[Entries with figure data]
▼

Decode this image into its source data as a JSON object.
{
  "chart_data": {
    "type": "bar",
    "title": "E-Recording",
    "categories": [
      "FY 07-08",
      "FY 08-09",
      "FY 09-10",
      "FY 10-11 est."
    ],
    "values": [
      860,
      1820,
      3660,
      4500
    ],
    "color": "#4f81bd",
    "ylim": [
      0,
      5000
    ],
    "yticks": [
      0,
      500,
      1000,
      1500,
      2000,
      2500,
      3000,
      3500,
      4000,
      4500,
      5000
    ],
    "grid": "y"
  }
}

▲

WHAT TO WORK ON: All of the entries above must be quoted exactly.

THE REPLY:
Decode this image into its source data as a JSON object.
{
  "chart_data": {
    "type": "bar",
    "title": "E-Recording",
    "categories": [
      "FY 07-08",
      "FY 08-09",
      "FY 09-10",
      "FY 10-11 est."
    ],
    "values": [
      860,
      1820,
      3660,
      4500
    ],
    "color": "#4f81bd",
    "ylim": [
      0,
      5000
    ],
    "yticks": [
      0,
      500,
      1000,
      1500,
      2000,
      2500,
      3000,
      3500,
      4000,
      4500,
      5000
    ],
    "grid": "y"
  }
}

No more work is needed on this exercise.